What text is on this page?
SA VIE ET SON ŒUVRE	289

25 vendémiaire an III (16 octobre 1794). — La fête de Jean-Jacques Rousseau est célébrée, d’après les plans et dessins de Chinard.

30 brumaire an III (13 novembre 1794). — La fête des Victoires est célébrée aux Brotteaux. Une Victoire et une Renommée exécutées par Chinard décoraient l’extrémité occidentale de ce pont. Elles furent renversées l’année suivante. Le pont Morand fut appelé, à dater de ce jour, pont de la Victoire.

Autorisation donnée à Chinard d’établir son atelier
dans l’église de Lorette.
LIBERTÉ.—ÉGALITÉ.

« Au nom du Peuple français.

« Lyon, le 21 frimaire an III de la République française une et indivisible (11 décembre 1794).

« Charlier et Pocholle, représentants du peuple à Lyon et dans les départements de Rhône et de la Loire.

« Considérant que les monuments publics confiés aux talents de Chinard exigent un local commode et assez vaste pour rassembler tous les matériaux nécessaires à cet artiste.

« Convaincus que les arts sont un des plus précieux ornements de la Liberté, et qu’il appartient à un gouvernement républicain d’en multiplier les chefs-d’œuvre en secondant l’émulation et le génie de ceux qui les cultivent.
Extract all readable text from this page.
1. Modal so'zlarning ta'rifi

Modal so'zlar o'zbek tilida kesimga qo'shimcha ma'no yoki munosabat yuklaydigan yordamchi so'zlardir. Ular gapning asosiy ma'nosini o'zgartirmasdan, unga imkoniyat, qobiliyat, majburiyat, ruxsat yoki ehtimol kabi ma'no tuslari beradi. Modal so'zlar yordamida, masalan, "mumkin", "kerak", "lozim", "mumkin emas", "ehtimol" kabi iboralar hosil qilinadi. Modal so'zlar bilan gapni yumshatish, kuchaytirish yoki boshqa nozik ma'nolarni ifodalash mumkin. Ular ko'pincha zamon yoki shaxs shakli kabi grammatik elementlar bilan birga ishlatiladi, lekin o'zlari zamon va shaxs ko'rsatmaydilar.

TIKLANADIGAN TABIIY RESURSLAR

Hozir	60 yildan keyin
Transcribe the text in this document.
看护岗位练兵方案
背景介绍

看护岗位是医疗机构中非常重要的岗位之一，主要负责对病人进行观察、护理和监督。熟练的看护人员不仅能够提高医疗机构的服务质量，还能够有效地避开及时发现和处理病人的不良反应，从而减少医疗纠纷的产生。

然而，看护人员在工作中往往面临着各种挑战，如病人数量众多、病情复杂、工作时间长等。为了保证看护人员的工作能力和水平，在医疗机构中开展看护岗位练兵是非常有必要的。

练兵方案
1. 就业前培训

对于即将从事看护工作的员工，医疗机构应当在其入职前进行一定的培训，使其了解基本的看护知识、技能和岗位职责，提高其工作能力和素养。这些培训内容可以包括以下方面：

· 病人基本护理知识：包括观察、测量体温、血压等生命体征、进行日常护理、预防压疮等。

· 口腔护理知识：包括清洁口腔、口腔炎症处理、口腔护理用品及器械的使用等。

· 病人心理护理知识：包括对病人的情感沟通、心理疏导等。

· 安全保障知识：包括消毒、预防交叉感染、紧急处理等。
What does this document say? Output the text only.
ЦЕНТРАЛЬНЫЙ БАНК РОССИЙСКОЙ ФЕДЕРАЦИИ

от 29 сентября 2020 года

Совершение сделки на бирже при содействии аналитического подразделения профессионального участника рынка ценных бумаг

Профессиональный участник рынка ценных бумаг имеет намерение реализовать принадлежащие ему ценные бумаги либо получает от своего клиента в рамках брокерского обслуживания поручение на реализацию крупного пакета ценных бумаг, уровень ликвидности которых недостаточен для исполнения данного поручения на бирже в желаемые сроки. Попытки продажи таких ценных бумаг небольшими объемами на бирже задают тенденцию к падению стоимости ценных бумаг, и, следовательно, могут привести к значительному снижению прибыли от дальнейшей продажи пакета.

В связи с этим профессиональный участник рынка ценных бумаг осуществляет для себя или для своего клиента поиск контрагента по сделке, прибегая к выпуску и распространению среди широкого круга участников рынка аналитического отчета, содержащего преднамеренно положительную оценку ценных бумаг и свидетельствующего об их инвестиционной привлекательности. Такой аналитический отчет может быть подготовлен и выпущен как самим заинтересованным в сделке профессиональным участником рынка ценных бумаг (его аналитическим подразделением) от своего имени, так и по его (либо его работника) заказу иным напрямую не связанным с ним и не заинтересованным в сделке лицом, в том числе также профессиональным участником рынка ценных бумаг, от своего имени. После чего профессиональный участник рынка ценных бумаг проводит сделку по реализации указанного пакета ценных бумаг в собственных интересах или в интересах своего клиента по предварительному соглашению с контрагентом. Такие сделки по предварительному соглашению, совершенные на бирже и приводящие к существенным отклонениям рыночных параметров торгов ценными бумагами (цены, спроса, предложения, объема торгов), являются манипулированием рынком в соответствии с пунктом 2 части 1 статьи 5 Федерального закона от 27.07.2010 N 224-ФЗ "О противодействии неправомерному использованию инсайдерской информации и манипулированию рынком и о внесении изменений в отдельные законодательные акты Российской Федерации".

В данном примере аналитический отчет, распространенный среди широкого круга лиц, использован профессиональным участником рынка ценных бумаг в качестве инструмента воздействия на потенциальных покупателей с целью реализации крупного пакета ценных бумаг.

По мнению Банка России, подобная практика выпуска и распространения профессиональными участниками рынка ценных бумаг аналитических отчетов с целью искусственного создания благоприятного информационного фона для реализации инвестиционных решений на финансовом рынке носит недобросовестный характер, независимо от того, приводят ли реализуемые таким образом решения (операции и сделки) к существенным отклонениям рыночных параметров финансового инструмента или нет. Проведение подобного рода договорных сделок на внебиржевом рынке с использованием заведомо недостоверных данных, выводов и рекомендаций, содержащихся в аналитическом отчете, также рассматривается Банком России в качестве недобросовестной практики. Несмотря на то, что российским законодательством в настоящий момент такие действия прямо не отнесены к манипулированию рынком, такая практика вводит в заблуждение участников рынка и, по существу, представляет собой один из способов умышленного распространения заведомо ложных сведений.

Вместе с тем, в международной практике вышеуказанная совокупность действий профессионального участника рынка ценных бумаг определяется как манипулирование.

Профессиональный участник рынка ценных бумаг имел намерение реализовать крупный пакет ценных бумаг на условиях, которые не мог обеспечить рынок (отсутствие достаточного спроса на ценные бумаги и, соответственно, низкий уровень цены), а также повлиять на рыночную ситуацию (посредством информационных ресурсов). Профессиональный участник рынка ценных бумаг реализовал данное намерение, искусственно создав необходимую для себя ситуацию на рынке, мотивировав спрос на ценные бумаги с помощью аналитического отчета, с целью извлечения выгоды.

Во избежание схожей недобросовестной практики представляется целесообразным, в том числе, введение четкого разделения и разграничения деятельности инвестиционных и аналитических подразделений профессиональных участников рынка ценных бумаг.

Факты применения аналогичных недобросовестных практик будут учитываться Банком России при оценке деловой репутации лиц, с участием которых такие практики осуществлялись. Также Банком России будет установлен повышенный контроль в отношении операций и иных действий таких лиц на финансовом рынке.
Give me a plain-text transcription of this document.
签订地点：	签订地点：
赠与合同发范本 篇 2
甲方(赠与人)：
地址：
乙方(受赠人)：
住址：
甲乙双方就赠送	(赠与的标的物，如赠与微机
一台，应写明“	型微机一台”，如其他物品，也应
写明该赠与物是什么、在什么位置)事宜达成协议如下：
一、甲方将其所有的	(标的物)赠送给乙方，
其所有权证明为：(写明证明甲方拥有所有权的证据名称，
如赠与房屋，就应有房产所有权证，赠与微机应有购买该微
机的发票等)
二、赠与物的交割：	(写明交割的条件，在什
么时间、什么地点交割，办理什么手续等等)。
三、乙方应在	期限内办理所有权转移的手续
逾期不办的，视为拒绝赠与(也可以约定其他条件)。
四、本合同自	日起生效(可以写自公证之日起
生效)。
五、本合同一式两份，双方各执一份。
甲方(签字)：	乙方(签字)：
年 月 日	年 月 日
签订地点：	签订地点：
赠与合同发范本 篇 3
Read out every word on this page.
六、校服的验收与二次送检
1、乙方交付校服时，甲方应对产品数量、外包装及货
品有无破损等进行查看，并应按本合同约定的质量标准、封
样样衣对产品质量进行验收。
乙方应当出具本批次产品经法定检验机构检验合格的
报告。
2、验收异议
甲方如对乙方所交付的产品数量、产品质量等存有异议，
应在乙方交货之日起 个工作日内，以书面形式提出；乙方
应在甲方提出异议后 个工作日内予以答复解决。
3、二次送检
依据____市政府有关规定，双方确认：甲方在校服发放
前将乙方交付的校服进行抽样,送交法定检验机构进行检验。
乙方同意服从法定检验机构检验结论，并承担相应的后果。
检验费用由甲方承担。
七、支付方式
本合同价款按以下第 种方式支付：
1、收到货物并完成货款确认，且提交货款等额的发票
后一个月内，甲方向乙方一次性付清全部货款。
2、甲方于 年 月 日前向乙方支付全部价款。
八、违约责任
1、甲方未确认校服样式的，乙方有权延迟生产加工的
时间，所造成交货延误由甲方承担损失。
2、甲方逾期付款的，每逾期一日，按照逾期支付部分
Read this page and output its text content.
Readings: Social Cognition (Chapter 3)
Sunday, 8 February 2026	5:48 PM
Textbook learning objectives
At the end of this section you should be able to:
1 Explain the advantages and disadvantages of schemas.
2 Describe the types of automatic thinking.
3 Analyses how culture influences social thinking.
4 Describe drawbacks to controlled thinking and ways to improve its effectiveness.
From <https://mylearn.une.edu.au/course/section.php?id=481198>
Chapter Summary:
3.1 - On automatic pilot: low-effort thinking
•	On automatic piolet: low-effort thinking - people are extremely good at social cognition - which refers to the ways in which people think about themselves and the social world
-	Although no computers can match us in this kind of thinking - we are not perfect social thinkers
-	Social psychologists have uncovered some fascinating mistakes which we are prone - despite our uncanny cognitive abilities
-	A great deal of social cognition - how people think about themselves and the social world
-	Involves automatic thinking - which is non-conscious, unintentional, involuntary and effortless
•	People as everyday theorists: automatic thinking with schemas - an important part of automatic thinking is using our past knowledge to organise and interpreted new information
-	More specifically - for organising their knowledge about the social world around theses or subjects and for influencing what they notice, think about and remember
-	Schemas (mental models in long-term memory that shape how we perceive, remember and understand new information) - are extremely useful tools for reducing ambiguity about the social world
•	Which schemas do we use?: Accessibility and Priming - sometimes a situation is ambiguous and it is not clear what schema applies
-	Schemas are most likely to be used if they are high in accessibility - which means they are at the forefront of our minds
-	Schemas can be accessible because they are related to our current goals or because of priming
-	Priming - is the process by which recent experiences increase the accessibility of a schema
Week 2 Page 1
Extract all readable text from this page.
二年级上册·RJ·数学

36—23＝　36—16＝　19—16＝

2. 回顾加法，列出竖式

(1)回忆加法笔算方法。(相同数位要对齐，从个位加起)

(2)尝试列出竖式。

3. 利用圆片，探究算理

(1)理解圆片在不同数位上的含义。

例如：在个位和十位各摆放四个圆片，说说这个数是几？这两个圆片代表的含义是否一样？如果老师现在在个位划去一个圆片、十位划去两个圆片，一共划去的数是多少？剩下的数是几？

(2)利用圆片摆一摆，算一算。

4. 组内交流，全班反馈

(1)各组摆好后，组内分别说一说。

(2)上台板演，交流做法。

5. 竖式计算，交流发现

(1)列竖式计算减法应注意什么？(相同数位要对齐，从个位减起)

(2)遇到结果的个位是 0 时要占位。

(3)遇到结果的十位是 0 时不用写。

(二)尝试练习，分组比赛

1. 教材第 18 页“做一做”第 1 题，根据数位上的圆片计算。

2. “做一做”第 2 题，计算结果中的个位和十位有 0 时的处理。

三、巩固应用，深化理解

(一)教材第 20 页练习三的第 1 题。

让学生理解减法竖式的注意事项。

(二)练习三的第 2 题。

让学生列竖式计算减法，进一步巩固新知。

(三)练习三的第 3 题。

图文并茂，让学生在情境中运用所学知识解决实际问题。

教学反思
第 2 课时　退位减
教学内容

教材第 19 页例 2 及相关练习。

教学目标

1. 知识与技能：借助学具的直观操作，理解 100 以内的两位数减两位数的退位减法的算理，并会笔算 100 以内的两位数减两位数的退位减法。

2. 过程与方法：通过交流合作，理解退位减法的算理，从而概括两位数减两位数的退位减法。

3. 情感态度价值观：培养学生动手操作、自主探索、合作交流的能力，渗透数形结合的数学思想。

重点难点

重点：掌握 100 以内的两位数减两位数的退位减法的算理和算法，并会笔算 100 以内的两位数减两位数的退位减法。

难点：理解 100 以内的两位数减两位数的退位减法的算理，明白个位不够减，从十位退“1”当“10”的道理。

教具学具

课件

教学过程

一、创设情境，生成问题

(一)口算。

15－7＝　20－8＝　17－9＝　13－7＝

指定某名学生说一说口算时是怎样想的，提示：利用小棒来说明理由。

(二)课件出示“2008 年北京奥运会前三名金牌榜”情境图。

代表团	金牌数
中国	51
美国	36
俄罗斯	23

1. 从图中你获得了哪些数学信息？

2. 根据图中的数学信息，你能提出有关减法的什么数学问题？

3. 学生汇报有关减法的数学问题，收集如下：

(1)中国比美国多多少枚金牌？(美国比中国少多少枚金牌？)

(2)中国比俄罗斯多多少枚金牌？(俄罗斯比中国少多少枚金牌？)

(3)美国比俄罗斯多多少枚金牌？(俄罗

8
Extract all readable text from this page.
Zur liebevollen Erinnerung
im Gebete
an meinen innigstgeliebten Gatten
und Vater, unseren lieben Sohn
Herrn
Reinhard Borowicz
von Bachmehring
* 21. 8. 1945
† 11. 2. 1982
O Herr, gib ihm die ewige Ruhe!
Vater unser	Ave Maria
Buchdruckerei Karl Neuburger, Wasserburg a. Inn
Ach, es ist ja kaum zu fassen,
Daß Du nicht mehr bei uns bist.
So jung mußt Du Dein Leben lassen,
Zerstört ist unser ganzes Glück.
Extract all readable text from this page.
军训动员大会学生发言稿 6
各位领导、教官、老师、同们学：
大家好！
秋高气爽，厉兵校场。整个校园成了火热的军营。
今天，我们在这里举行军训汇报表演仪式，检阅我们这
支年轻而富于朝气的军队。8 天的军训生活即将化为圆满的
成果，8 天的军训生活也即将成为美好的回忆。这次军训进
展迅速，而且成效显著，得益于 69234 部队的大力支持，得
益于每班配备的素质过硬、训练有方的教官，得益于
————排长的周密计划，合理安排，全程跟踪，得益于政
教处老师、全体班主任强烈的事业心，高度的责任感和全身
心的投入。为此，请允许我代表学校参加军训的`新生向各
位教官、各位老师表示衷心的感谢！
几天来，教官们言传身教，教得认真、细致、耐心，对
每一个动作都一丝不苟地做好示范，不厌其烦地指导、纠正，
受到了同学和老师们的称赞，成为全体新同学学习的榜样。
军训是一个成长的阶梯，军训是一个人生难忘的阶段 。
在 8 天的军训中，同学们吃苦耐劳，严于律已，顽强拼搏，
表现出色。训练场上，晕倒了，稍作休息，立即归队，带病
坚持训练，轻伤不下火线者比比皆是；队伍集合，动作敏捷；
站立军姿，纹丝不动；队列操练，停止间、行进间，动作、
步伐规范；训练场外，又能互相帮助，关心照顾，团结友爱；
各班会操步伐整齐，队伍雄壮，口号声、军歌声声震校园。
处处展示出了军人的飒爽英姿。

______

▶ _AIM OF THE TASK_: Pick out the lines that have the word "ценные". Copy them all.

▶ _EXERCISE RESULT_:
Профессиональный участник рынка ценных бумаг имеет намерение реализовать принадлежащие ему ценные бумаги либо получает от своего клиента в рамках брокерского обслуживания поручение на реализацию крупного пакета ценных бумаг, уровень ликвидности которых недостаточен для исполнения данного поручения на бирже в желаемые сроки. Попытки продажи таких ценных бумаг небольшими объемами на бирже задают тенденцию к падению стоимости ценных бумаг, и, следовательно, могут привести к значительному снижению прибыли от дальнейшей продажи пакета.
Профессиональный участник рынка ценных бумаг имел намерение реализовать крупный пакет ценных бумаг на условиях, которые не мог обеспечить рынок (отсутствие достаточного спроса на ценные бумаги и, соответственно, низкий уровень цены), а также повлиять на рыночную ситуацию (посредством информационных ресурсов). Профессиональный участник рынка ценных бумаг реализовал данное намерение, искусственно создав необходимую для себя ситуацию на рынке, мотивировав спрос на ценные бумаги с помощью аналитического отчета, с целью извлечения выгоды.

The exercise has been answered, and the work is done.